After five years in the International Hockey League, the Long Beach Ice Dogs have joined the West Coast Hockey League.

The move has allowed it to control costs while fielding a winning team. Operating expenses in the WCHL are approximately $3 million annually, vs. $6.5 million in the IHL.

“We are now on the road to profitability,” said Paul Clause, president of the Ice Dogs. “We had no shot at being profitable in the IHL.”

Helping the Ice Dogs move toward profitability is the league’s per-team weekly salary cap of $10,500, or about $525 for each of the team’s 20 players. The IHL, which is known as a minor league for high-priced National Hockey League talent, has yet to implement a salary cap.

And while the move to a new league meant the club’s roster had to be revamped lower pay and the loss of a direct pipeline to the NHL caused many players to leave the team has managed to keep a winning record. As of last week, new head coach Darryl Williams had the Ice Dogs in second place in the WCHL’s Southern Division with 69 points, seven points behind the first place San Diego Gulls, with 18 games left in the regular season.

(In the WCHL two points are awarded for a win, one point for a “shootout loss.” Shootout losses occur when a game is tied at the end of regulation and each side then takes shots on the other’s goal to determine the winner.)
────────
● Problem requirements
Extend the article on the Long Beach Ice Dogs' move to the West Coast Hockey League, starting right after its final sentence.
────────
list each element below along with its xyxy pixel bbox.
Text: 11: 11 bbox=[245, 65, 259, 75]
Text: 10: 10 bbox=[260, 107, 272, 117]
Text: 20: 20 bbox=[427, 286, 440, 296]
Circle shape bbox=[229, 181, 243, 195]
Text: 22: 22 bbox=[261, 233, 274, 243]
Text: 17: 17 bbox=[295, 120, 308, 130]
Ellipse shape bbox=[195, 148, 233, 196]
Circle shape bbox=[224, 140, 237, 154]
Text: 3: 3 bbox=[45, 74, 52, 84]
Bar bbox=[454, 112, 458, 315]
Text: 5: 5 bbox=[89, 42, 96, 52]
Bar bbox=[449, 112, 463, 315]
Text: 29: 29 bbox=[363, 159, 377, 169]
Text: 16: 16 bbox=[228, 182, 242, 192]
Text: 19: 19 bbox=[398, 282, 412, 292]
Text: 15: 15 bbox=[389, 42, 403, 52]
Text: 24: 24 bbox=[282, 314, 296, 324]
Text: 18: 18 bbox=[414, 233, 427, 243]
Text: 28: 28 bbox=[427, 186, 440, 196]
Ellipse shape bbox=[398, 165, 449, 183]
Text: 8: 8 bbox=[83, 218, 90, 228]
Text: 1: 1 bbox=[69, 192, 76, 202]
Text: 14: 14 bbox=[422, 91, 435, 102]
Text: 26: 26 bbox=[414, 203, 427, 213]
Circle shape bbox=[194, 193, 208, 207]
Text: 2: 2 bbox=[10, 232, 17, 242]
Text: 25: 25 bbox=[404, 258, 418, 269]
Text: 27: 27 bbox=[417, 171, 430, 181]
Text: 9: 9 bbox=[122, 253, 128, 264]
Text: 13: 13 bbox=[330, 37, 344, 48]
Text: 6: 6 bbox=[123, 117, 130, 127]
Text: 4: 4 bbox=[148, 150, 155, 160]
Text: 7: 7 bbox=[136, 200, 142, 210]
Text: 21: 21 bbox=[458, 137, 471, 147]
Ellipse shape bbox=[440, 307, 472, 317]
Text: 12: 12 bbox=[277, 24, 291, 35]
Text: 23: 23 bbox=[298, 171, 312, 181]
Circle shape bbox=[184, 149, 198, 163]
────────
● Expected output
In addition to player salaries, another expense that had burdened the team was the traveling required in the IHL, where its closest rival was the Utah Grizzlies in Salt Lake City. In the WCHL, the club has been able to reduce its travel expenses with rivals in Bakersfield and San Diego.

With an average ticket price of about $13, team officials expect the club to be profitable next season. As for the 2000-01 season, the Ice Dogs expect to cut their losses to less than $500,000, said Clause.

Team officials declined to specify the extent of losses sustained by the team in the prior season. Tim Connolly, chief executive of CoachSports, would only say that it was a “substantial amount of money.”

“We do consider ourselves a success on the ice,” Clause said. “On the business side, I wouldn’t classify our financial performance a success. When you lose money, I don’t consider that a success.”

Unlike the Midwest-based IHL, which continues to suffer financial difficulties after undergoing a rapid expansion in the 1990s, the nine-team WCHL has plans on being a regional league for the western half of North America.

Besides owning the Ice Dogs, CoachSports purchased the membership rights to an inactive WCHL team in Tucson, Ariz. in 1999, and plans to place that franchise in a proposed arena in Ontario, Calif. next year.

“After nine years of the city trying to attract a professional franchise, we are probably closer than ever before to placing a hockey team in Ontario,” said Connolly.

The company also plans to add another one or two WCHL franchises within the next 18 months in Temecula and/or Palm Springs.

Mike McCall, commissioner of the Boise, Idaho-based WCHL, said the league is also exploring the possibilities of placing franchises in Simi Valley, Oxnard and Lancaster.